REQUIREMENT:
Each line in the entries below that holds the string "étape" is to be listed.

MATERIAL FOR THE TASK:
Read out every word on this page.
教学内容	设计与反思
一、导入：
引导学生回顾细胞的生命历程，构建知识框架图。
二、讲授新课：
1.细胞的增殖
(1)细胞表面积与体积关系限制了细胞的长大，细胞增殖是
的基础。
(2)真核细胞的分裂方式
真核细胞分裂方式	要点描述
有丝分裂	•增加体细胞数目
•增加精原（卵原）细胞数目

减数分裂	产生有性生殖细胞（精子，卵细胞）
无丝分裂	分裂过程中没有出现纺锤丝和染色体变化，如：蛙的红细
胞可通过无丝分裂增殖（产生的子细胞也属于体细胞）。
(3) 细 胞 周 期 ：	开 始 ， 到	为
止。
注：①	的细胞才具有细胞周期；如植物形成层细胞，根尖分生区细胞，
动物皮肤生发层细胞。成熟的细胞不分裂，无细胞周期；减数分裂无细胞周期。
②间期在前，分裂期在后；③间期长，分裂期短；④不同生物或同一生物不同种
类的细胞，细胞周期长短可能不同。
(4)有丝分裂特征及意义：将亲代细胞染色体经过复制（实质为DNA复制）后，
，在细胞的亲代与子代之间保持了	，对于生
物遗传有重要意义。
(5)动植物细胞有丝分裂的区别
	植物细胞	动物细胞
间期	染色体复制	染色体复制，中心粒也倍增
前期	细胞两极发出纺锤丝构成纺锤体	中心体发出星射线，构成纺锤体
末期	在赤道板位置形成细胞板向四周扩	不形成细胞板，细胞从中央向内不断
==
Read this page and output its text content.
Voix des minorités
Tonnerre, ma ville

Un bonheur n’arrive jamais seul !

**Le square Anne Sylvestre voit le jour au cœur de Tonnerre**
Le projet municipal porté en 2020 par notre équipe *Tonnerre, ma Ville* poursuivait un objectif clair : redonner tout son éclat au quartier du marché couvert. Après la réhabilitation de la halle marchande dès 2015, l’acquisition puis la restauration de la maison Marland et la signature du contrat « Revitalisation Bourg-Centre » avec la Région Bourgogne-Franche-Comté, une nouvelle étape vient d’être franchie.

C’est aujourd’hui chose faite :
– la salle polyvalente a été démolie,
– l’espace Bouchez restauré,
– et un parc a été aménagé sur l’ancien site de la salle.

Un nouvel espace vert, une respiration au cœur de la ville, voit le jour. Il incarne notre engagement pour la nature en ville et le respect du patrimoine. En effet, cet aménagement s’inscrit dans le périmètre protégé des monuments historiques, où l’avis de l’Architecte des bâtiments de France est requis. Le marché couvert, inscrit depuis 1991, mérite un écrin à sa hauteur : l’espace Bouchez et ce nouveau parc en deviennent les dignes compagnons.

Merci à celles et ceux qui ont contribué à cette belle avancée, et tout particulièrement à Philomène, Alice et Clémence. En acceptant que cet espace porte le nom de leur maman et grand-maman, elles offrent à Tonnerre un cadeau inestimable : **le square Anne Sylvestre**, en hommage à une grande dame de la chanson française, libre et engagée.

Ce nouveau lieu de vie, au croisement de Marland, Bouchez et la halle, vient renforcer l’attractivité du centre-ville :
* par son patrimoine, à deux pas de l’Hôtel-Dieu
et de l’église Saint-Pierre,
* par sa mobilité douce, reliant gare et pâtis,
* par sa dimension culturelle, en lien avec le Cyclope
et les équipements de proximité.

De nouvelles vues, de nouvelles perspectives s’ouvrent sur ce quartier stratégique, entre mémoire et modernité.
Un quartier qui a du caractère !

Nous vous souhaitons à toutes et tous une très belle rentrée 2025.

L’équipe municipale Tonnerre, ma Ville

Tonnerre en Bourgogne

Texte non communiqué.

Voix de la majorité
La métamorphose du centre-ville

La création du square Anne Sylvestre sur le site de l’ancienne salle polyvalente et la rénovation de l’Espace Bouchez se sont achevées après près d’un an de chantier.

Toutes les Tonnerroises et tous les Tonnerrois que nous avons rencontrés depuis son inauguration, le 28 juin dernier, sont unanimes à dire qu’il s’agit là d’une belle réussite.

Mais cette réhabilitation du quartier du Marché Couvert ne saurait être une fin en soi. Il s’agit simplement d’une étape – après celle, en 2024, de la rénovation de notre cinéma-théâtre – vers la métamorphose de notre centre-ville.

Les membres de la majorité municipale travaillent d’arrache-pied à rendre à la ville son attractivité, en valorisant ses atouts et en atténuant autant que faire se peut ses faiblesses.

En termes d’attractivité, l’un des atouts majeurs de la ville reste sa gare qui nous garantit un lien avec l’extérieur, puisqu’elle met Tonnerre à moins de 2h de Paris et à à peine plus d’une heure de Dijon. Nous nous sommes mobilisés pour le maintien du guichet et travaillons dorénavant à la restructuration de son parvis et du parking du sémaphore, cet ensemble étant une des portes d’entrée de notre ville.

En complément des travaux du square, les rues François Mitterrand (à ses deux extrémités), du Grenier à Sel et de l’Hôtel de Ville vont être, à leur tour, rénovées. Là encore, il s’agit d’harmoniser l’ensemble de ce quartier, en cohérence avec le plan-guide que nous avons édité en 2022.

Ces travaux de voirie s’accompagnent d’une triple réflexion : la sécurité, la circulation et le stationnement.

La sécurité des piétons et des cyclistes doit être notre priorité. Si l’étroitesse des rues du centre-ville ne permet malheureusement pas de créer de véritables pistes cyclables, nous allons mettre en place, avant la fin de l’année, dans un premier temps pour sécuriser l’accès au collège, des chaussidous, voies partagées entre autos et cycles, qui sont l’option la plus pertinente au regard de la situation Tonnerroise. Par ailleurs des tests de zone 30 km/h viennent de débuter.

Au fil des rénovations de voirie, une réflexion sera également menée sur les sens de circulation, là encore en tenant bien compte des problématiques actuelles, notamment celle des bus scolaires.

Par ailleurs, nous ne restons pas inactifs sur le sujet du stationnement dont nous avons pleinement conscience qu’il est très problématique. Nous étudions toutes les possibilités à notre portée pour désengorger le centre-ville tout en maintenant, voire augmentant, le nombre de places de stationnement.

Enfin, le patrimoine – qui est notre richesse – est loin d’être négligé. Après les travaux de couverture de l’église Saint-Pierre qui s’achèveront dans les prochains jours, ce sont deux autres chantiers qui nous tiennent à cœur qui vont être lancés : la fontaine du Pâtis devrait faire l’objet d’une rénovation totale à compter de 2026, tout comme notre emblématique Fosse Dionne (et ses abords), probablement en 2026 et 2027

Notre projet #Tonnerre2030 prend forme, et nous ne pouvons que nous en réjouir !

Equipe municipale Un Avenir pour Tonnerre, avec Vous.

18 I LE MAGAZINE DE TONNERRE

WRITTEN SOLUTION:
Le projet municipal porté en 2020 par notre équipe *Tonnerre, ma Ville* poursuivait un objectif clair : redonner tout son éclat au quartier du marché couvert. Après la réhabilitation de la halle marchande dès 2015, l’acquisition puis la restauration de la maison Marland et la signature du contrat « Revitalisation Bourg-Centre » avec la Région Bourgogne-Franche-Comté, une nouvelle étape vient d’être franchie.
Mais cette réhabilitation du quartier du Marché Couvert ne saurait être une fin en soi. Il s’agit simplement d’une étape – après celle, en 2024, de la rénovation de notre cinéma-théâtre – vers la métamorphose de notre centre-ville.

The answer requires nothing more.